**THE EXERCISE**
Will you output all of the data below exactly, omitting the images?

**RECORD EXTRACTS**
______________________________

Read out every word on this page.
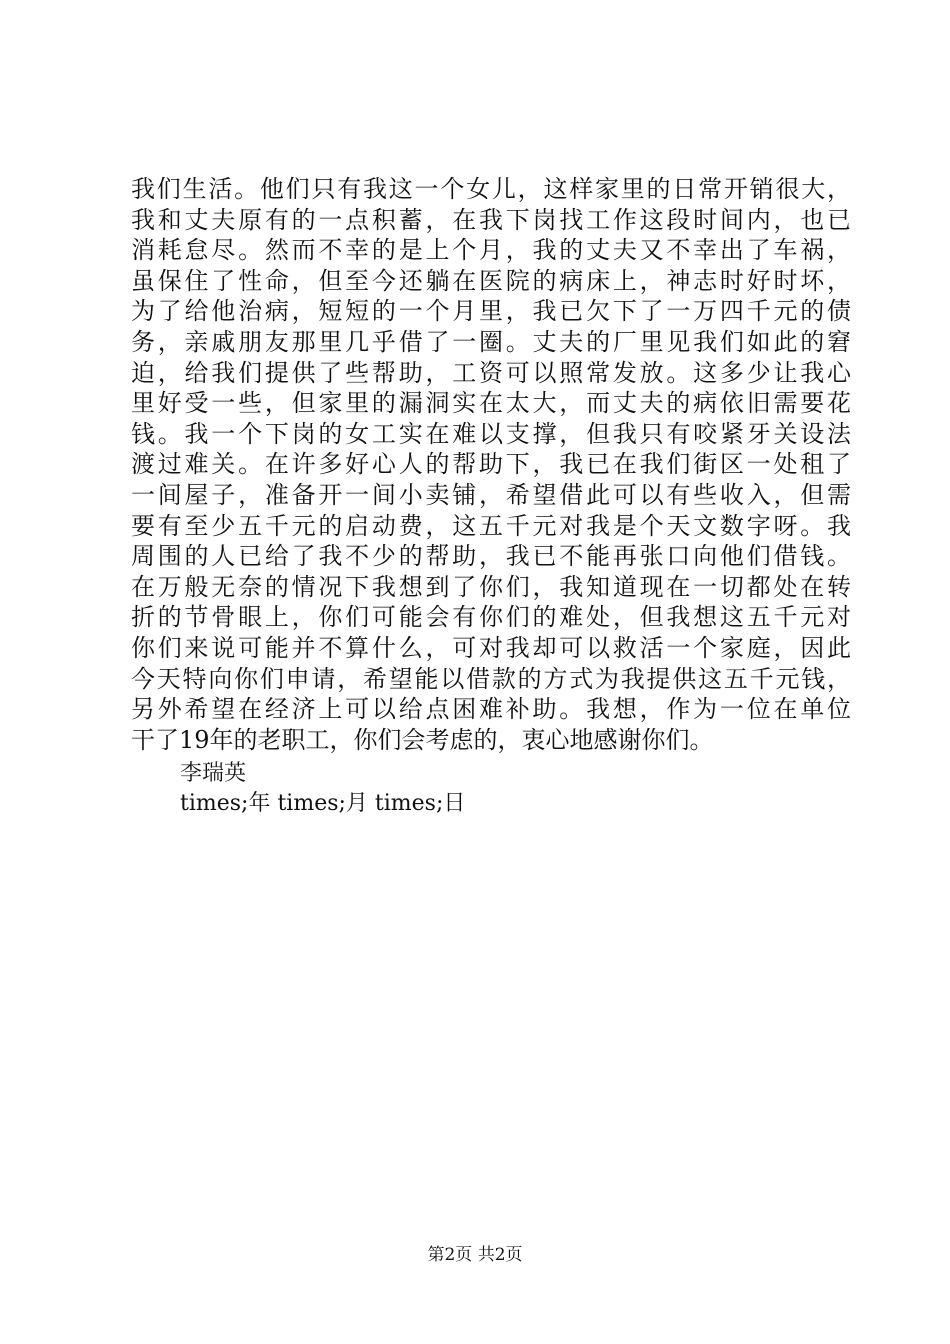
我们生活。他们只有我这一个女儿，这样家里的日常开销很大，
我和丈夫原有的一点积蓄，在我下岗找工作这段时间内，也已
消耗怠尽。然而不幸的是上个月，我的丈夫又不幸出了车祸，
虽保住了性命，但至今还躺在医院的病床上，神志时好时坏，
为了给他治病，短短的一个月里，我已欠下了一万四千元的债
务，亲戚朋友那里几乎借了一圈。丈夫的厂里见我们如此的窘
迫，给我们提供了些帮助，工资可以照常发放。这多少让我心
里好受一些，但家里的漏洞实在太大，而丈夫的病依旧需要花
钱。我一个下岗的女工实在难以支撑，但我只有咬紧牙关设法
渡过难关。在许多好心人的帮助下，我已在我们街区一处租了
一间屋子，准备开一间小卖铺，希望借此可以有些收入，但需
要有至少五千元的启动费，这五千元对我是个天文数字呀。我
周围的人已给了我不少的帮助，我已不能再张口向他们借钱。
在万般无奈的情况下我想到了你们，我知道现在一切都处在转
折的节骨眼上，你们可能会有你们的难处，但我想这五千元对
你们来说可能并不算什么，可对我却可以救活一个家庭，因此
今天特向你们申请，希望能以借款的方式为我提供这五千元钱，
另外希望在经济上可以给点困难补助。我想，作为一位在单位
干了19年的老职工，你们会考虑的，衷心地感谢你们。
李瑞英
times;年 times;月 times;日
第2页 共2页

______________________________

**SOLVED EXERCISE**
Read out every word on this page.
我们生活。他们只有我这一个女儿，这样家里的日常开销很大，
我和丈夫原有的一点积蓄，在我下岗找工作这段时间内，也已
消耗怠尽。然而不幸的是上个月，我的丈夫又不幸出了车祸，
虽保住了性命，但至今还躺在医院的病床上，神志时好时坏，
为了给他治病，短短的一个月里，我已欠下了一万四千元的债
务，亲戚朋友那里几乎借了一圈。丈夫的厂里见我们如此的窘
迫，给我们提供了些帮助，工资可以照常发放。这多少让我心
里好受一些，但家里的漏洞实在太大，而丈夫的病依旧需要花
钱。我一个下岗的女工实在难以支撑，但我只有咬紧牙关设法
渡过难关。在许多好心人的帮助下，我已在我们街区一处租了
一间屋子，准备开一间小卖铺，希望借此可以有些收入，但需
要有至少五千元的启动费，这五千元对我是个天文数字呀。我
周围的人已给了我不少的帮助，我已不能再张口向他们借钱。
在万般无奈的情况下我想到了你们，我知道现在一切都处在转
折的节骨眼上，你们可能会有你们的难处，但我想这五千元对
你们来说可能并不算什么，可对我却可以救活一个家庭，因此
今天特向你们申请，希望能以借款的方式为我提供这五千元钱，
另外希望在经济上可以给点困难补助。我想，作为一位在单位
干了19年的老职工，你们会考虑的，衷心地感谢你们。
李瑞英
times;年 times;月 times;日
第2页 共2页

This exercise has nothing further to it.